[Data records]
● ● ●

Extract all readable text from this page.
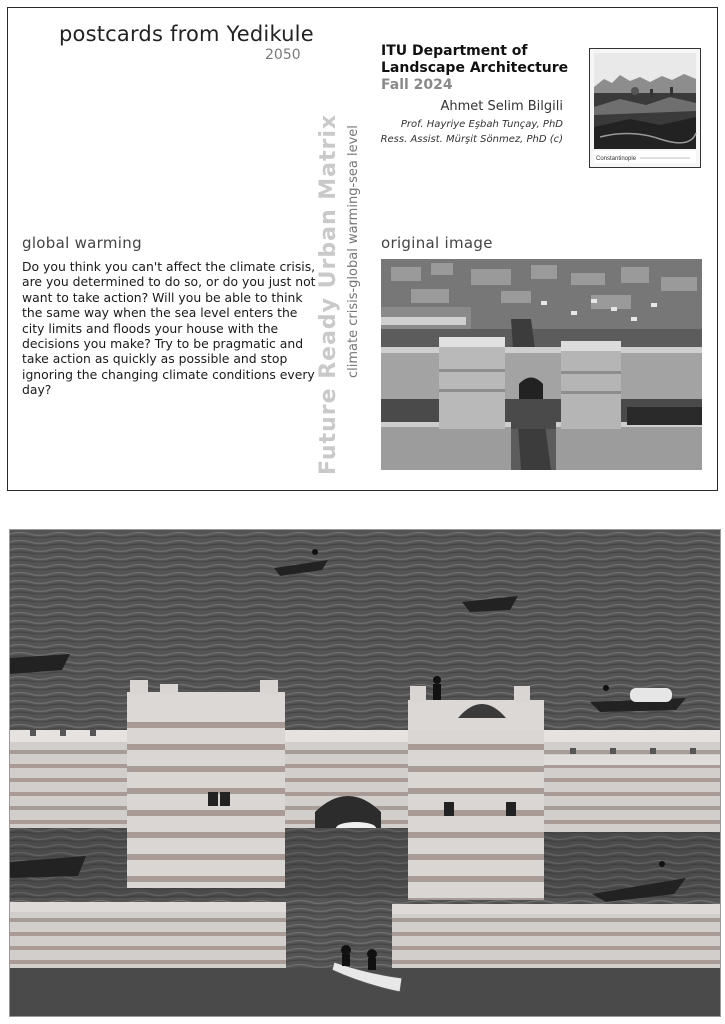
postcards from Yedikule
2050	ITU Department of Landscape Architecture
Fall 2024
Ahmet Selim Bilgili
Prof. Hayriye Eşbah Tunçay, PhD
Ress. Assist. Mürşit Sönmez, PhD (c)
Constantinople
global warming
Do you think you can't affect the climate crisis, are you determined to do so, or do you just not want to take action? Will you be able to think the same way when the sea level enters the city limits and floods your house with the decisions you make? Try to be pragmatic and take action as quickly as possible and stop ignoring the changing climate conditions every day?	Future Ready Urban Matrix climate crisis-global warming-sea level original image
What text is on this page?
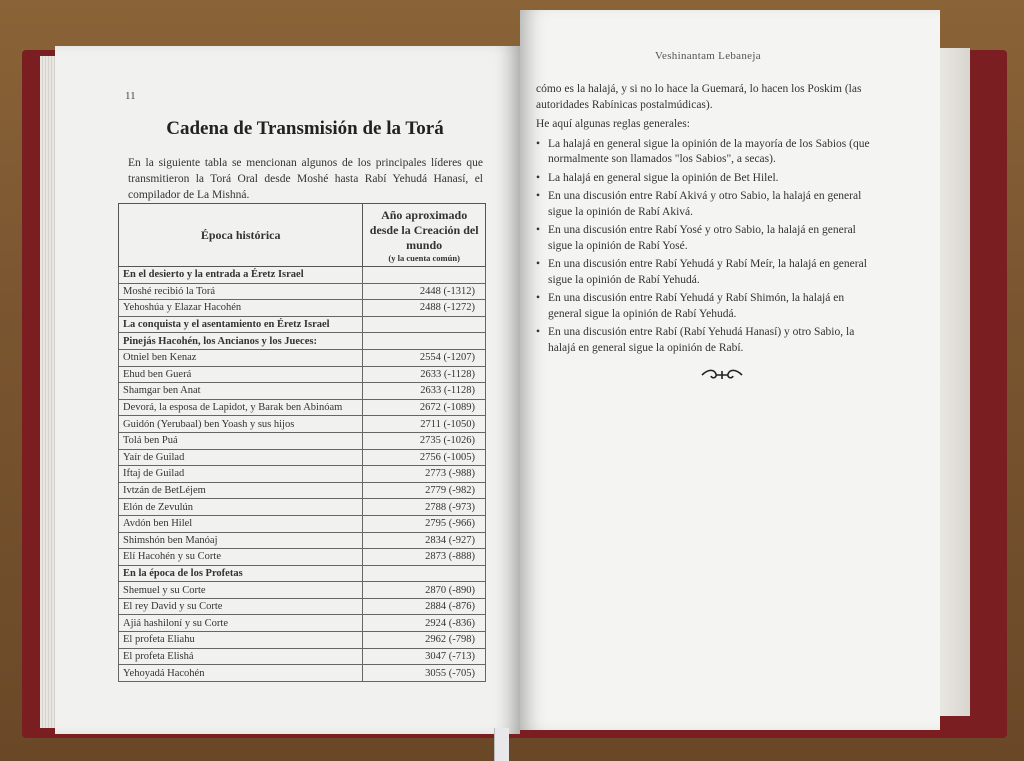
11
Cadena de Transmisión de la Torá
En la siguiente tabla se mencionan algunos de los principales líderes que transmitieron la Torá Oral desde Moshé hasta Rabí Yehudá Hanasí, el compilador de La Mishná.
Época histórica	Año aproximado desde la Creación del mundo
(y la cuenta común)

En el desierto y la entrada a Éretz Israel	
Moshé recibió la Torá	2448 (-1312)
Yehoshúa y Elazar Hacohén	2488 (-1272)
La conquista y el asentamiento en Éretz Israel	
Pinejás Hacohén, los Ancianos y los Jueces:	
Otniel ben Kenaz	2554 (-1207)
Ehud ben Guerá	2633 (-1128)
Shamgar ben Anat	2633 (-1128)
Devorá, la esposa de Lapidot, y Barak ben Abinóam	2672 (-1089)
Guidón (Yerubaal) ben Yoash y sus hijos	2711 (-1050)
Tolá ben Puá	2735 (-1026)
Yaír de Guilad	2756 (-1005)
Iftaj de Guilad	2773 (-988)
Ivtzán de BetLéjem	2779 (-982)
Elón de Zevulún	2788 (-973)
Avdón ben Hilel	2795 (-966)
Shimshón ben Manóaj	2834 (-927)
Elí Hacohén y su Corte	2873 (-888)
En la época de los Profetas	
Shemuel y su Corte	2870 (-890)
El rey David y su Corte	2884 (-876)
Ajiá hashiloní y su Corte	2924 (-836)
El profeta Eliahu	2962 (-798)
El profeta Elishá	3047 (-713)
Yehoyadá Hacohén	3055 (-705)
Veshinantam Lebaneja

cómo es la halajá, y si no lo hace la Guemará, lo hacen los Poskim (las autoridades Rabínicas postalmúdicas).

He aquí algunas reglas generales:

• La halajá en general sigue la opinión de la mayoría de los Sabios (que normalmente son llamados "los Sabios", a secas).
• La halajá en general sigue la opinión de Bet Hilel.
• En una discusión entre Rabí Akivá y otro Sabio, la halajá en general sigue la opinión de Rabí Akivá.
• En una discusión entre Rabí Yosé y otro Sabio, la halajá en general sigue la opinión de Rabí Yosé.
• En una discusión entre Rabí Yehudá y Rabí Meír, la halajá en general sigue la opinión de Rabí Yehudá.
• En una discusión entre Rabí Yehudá y Rabí Shimón, la halajá en general sigue la opinión de Rabí Yehudá.
• En una discusión entre Rabí (Rabí Yehudá Hanasí) y otro Sabio, la halajá en general sigue la opinión de Rabí.
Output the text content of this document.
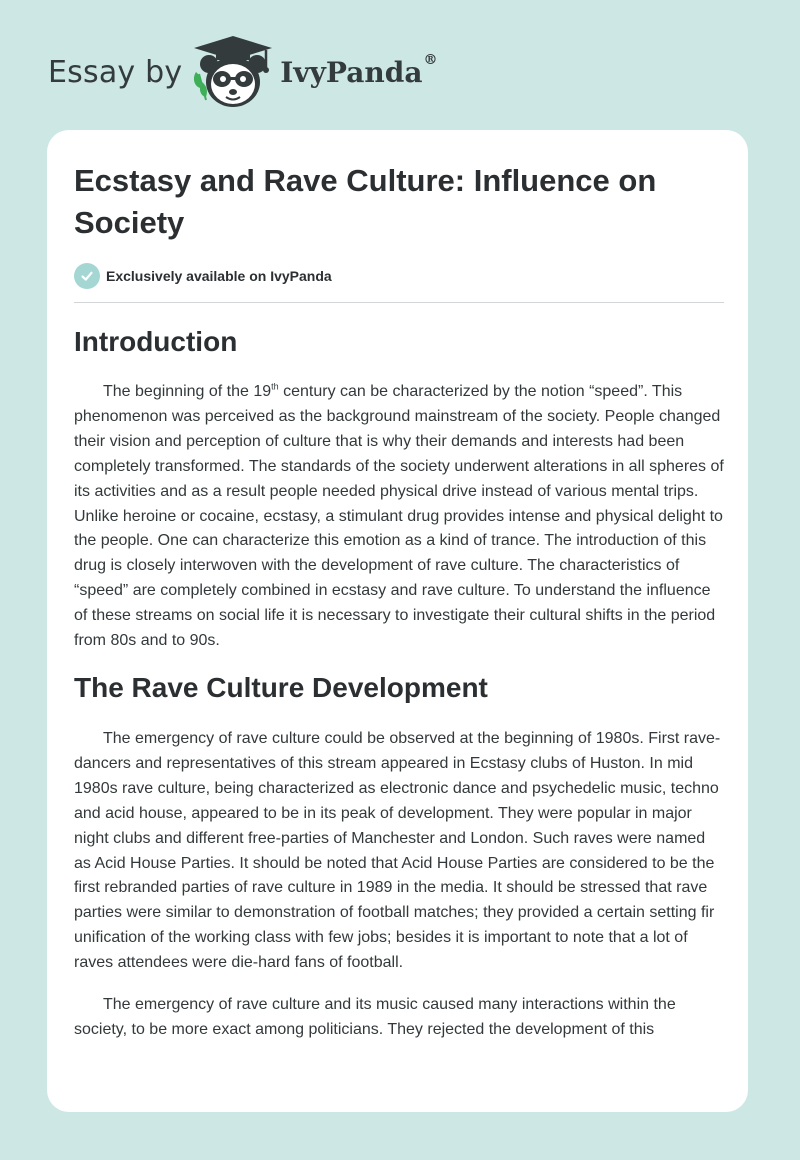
Essay by	IvyPanda®
Ecstasy and Rave Culture: Influence on Society
Exclusively available on IvyPanda
Introduction

The beginning of the 19th century can be characterized by the notion “speed”. This phenomenon was perceived as the background mainstream of the society. People changed their vision and perception of culture that is why their demands and interests had been completely transformed. The standards of the society underwent alterations in all spheres of its activities and as a result people needed physical drive instead of various mental trips. Unlike heroine or cocaine, ecstasy, a stimulant drug provides intense and physical delight to the people. One can characterize this emotion as a kind of trance. The introduction of this drug is closely interwoven with the development of rave culture. The characteristics of “speed” are completely combined in ecstasy and rave culture. To understand the influence of these streams on social life it is necessary to investigate their cultural shifts in the period from 80s and to 90s.

The Rave Culture Development

The emergency of rave culture could be observed at the beginning of 1980s. First rave-dancers and representatives of this stream appeared in Ecstasy clubs of Huston. In mid 1980s rave culture, being characterized as electronic dance and psychedelic music, techno and acid house, appeared to be in its peak of development. They were popular in major night clubs and different free-parties of Manchester and London. Such raves were named as Acid House Parties. It should be noted that Acid House Parties are considered to be the first rebranded parties of rave culture in 1989 in the media. It should be stressed that rave parties were similar to demonstration of football matches; they provided a certain setting fir unification of the working class with few jobs; besides it is important to note that a lot of raves attendees were die-hard fans of football.

The emergency of rave culture and its music caused many interactions within the society, to be more exact among politicians. They rejected the development of this
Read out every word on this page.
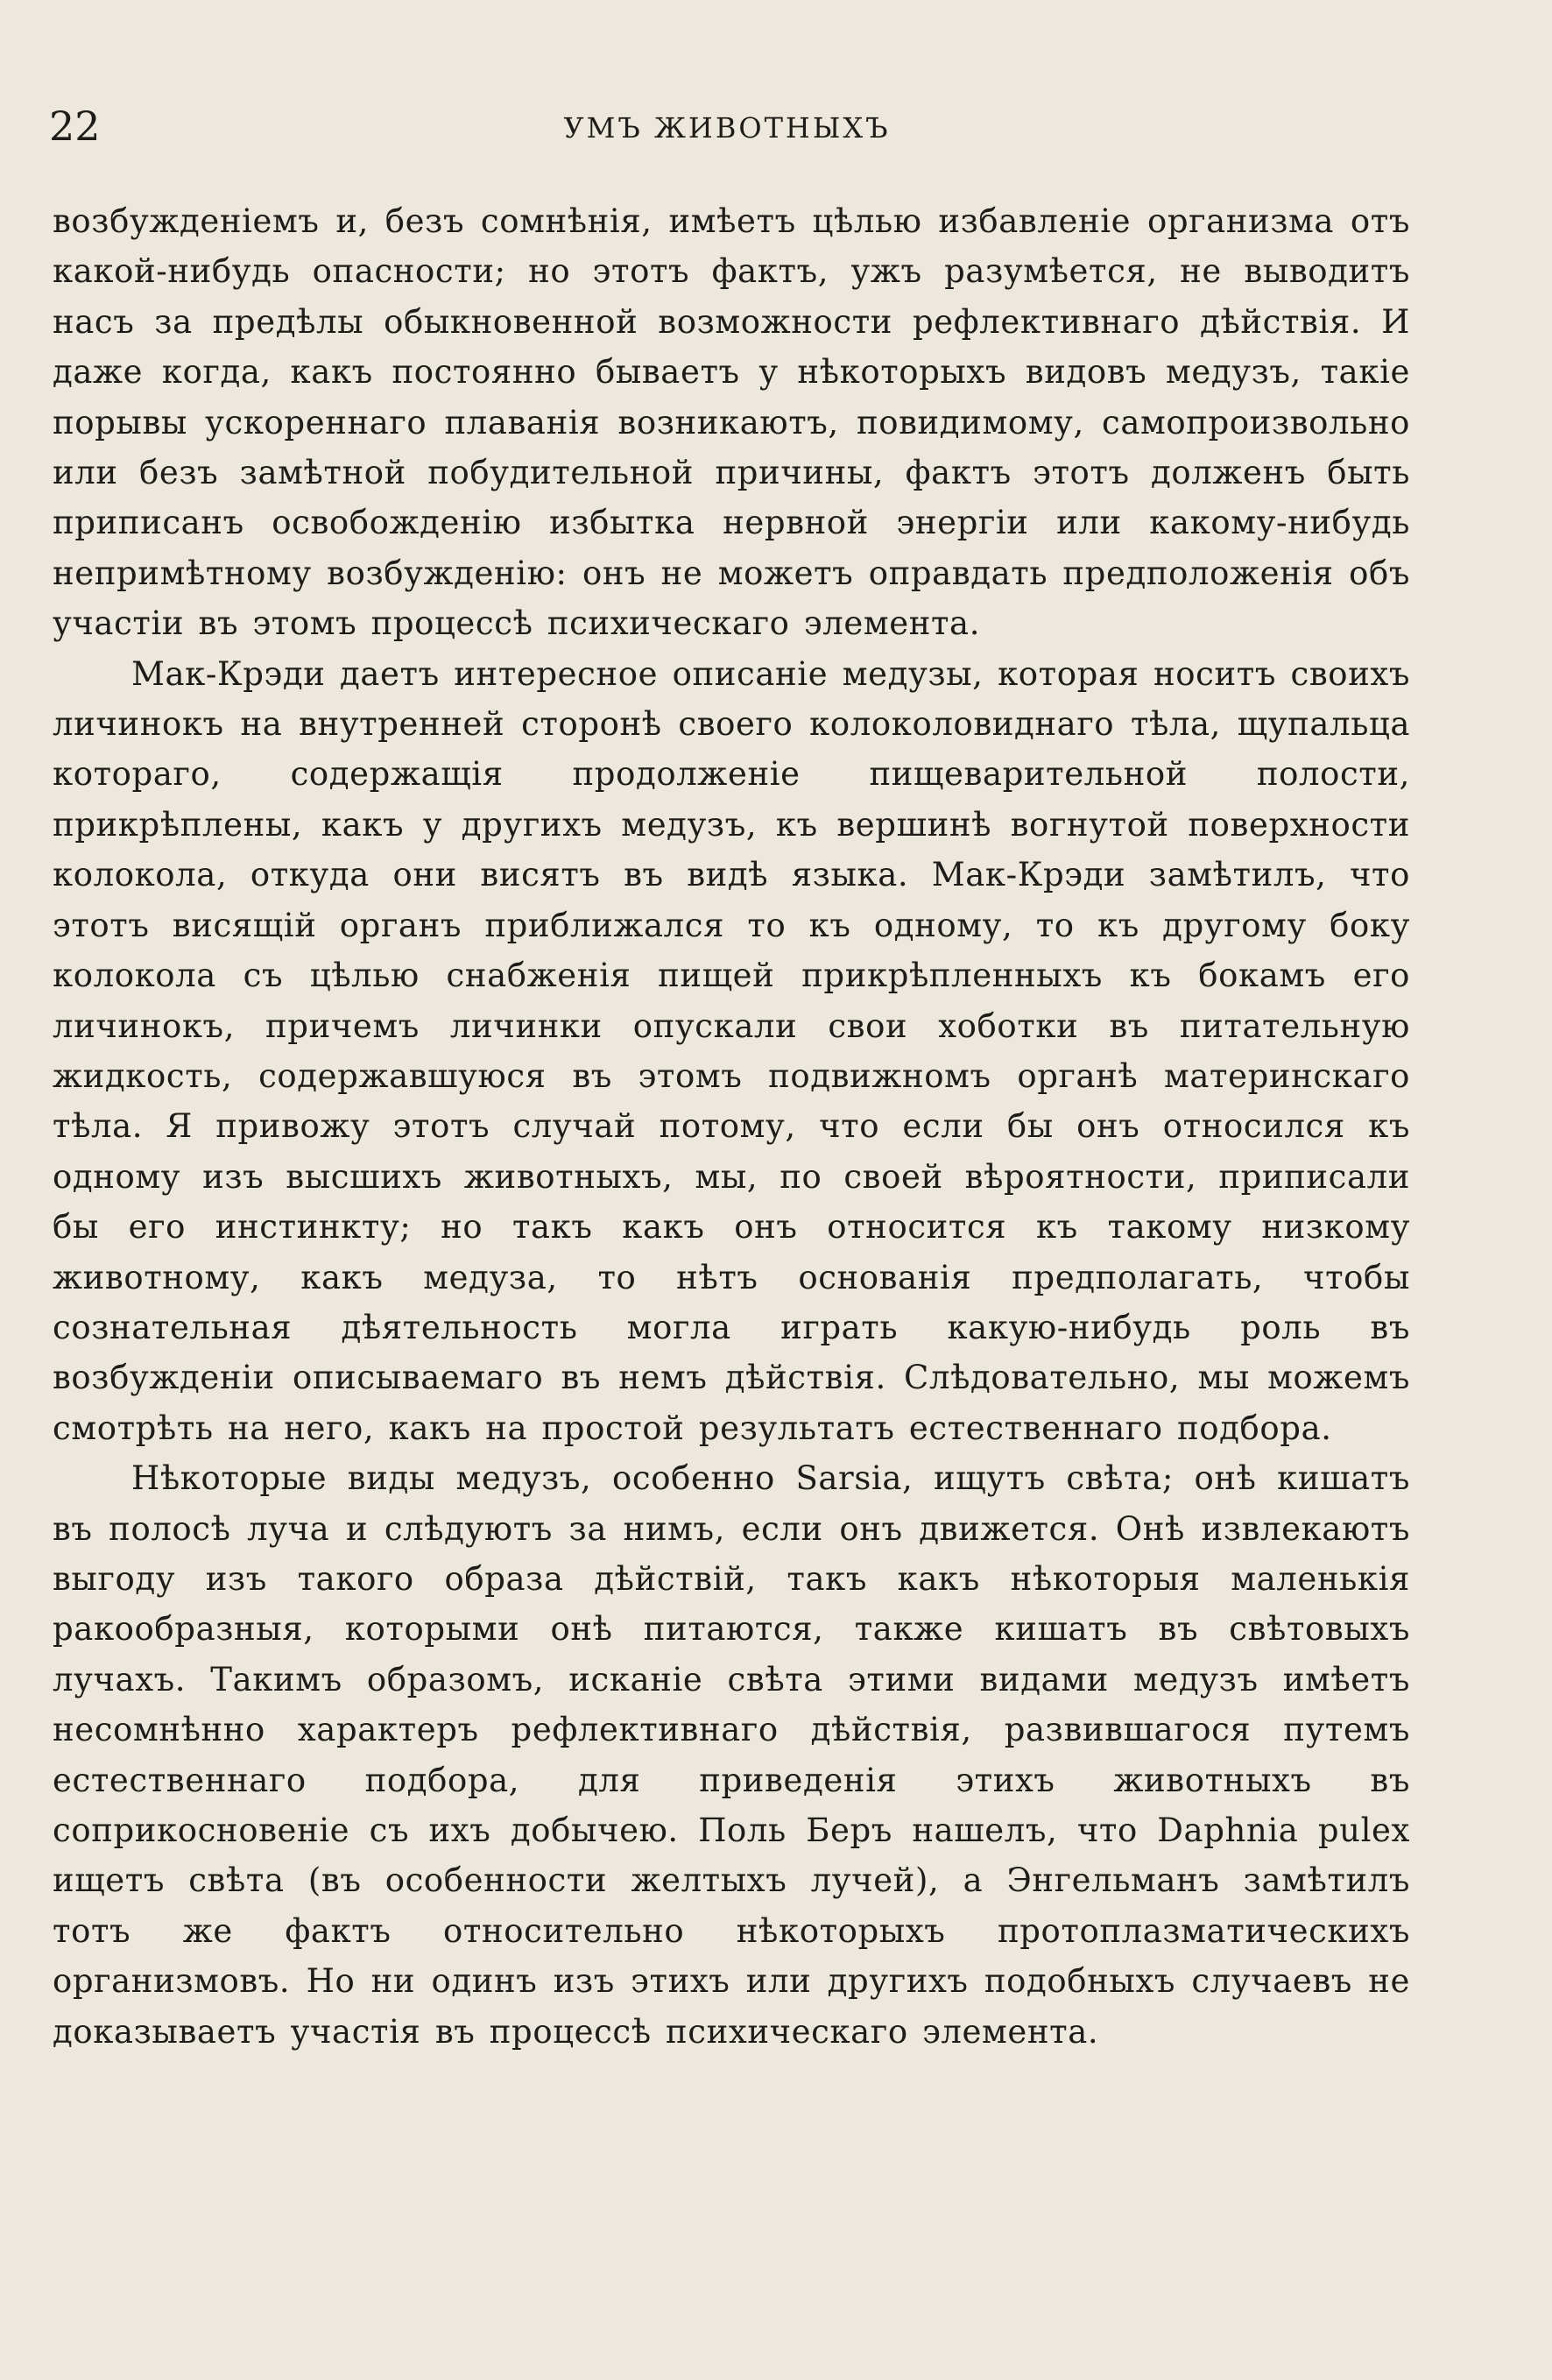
22	УМЪ ЖИВОТНЫХЪ

возбужденіемъ и, безъ сомнѣнія, имѣетъ цѣлью избавленіе организма отъ какой-нибудь опасности; но этотъ фактъ, ужъ разумѣется, не выводитъ насъ за предѣлы обыкновенной возможности рефлективнаго дѣйствія. И даже когда, какъ постоянно бываетъ у нѣкоторыхъ видовъ медузъ, такіе порывы ускореннаго плаванія возникаютъ, повидимому, самопроизвольно или безъ замѣтной побудительной причины, фактъ этотъ долженъ быть приписанъ освобожденію избытка нервной энергіи или какому-нибудь непримѣтному возбужденію: онъ не можетъ оправдать предположенія объ участіи въ этомъ процессѣ психическаго элемента.

Мак-Крэди даетъ интересное описаніе медузы, которая носитъ своихъ личинокъ на внутренней сторонѣ своего колоколовиднаго тѣла, щупальца котораго, содержащія продолженіе пищеварительной полости, прикрѣплены, какъ у другихъ медузъ, къ вершинѣ вогнутой поверхности колокола, откуда они висятъ въ видѣ языка. Мак-Крэди замѣтилъ, что этотъ висящій органъ приближался то къ одному, то къ другому боку колокола съ цѣлью снабженія пищей прикрѣпленныхъ къ бокамъ его личинокъ, причемъ личинки опускали свои хоботки въ питательную жидкость, содержавшуюся въ этомъ подвижномъ органѣ материнскаго тѣла. Я привожу этотъ случай потому, что если бы онъ относился къ одному изъ высшихъ животныхъ, мы, по своей вѣроятности, приписали бы его инстинкту; но такъ какъ онъ относится къ такому низкому животному, какъ медуза, то нѣтъ основанія предполагать, чтобы сознательная дѣятельность могла играть какую-нибудь роль въ возбужденіи описываемаго въ немъ дѣйствія. Слѣдовательно, мы можемъ смотрѣть на него, какъ на простой результатъ естественнаго подбора.

Нѣкоторые виды медузъ, особенно Sarsia, ищутъ свѣта; онѣ кишатъ въ полосѣ луча и слѣдуютъ за нимъ, если онъ движется. Онѣ извлекаютъ выгоду изъ такого образа дѣйствій, такъ какъ нѣкоторыя маленькія ракообразныя, которыми онѣ питаются, также кишатъ въ свѣтовыхъ лучахъ. Такимъ образомъ, исканіе свѣта этими видами медузъ имѣетъ несомнѣнно характеръ рефлективнаго дѣйствія, развившагося путемъ естественнаго подбора, для приведенія этихъ животныхъ въ соприкосновеніе съ ихъ добычею. Поль Беръ нашелъ, что Daphnia pulex ищетъ свѣта (въ особенности желтыхъ лучей), а Энгельманъ замѣтилъ тотъ же фактъ относительно нѣкоторыхъ протоплазматическихъ организмовъ. Но ни одинъ изъ этихъ или другихъ подобныхъ случаевъ не доказываетъ участія въ процессѣ психическаго элемента.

● ● ●

Copy each line in the data that holds the word "Hacohén".

Written answer –
Yehoshúa y Elazar Hacohén	2488 (-1272)
Pinejás Hacohén, los Ancianos y los Jueces:	
Elí Hacohén y su Corte	2873 (-888)
Yehoyadá Hacohén	3055 (-705)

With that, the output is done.